TASK TO CARRY OUT:
Find every line with the word "this". Copy those lines.

## Start

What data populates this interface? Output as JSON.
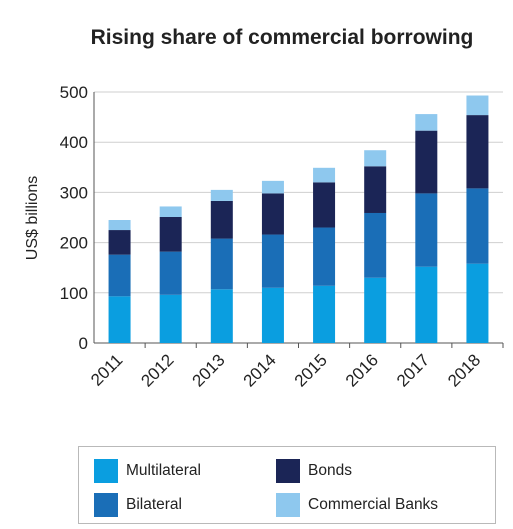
{
  "chart_data": {
    "type": "bar",
    "stacked": true,
    "title": "Rising share of commercial borrowing",
    "xlabel": "",
    "ylabel": "US$ billions",
    "ylim": [
      0,
      500
    ],
    "yticks": [
      0,
      100,
      200,
      300,
      400,
      500
    ],
    "grid": true,
    "legend_position": "bottom",
    "categories": [
      "2011",
      "2012",
      "2013",
      "2014",
      "2015",
      "2016",
      "2017",
      "2018"
    ],
    "series": [
      {
        "name": "Multilateral",
        "color": "#0a9ee0",
        "values": [
          93,
          96,
          107,
          110,
          114,
          130,
          152,
          158
        ]
      },
      {
        "name": "Bilateral",
        "color": "#1a6eb7",
        "values": [
          83,
          86,
          101,
          106,
          116,
          129,
          146,
          150
        ]
      },
      {
        "name": "Bonds",
        "color": "#1b2556",
        "values": [
          49,
          69,
          75,
          82,
          90,
          93,
          125,
          146
        ]
      },
      {
        "name": "Commercial Banks",
        "color": "#8ec8ee",
        "values": [
          20,
          21,
          22,
          25,
          29,
          32,
          33,
          39
        ]
      }
    ]
  },
  "colors": {
    "grid": "#cfcfcf",
    "axis": "#555555",
    "text": "#222222"
  }
}
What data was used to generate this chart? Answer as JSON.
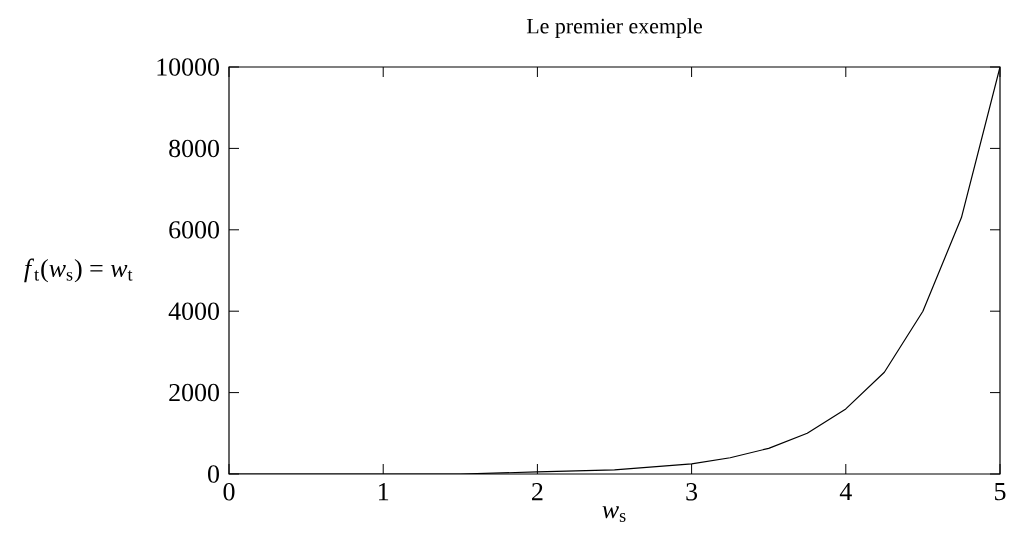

## End

FINISHED ANSWER:
What data populates this interface? Output as JSON.
What data was used to generate this chart? Answer as JSON.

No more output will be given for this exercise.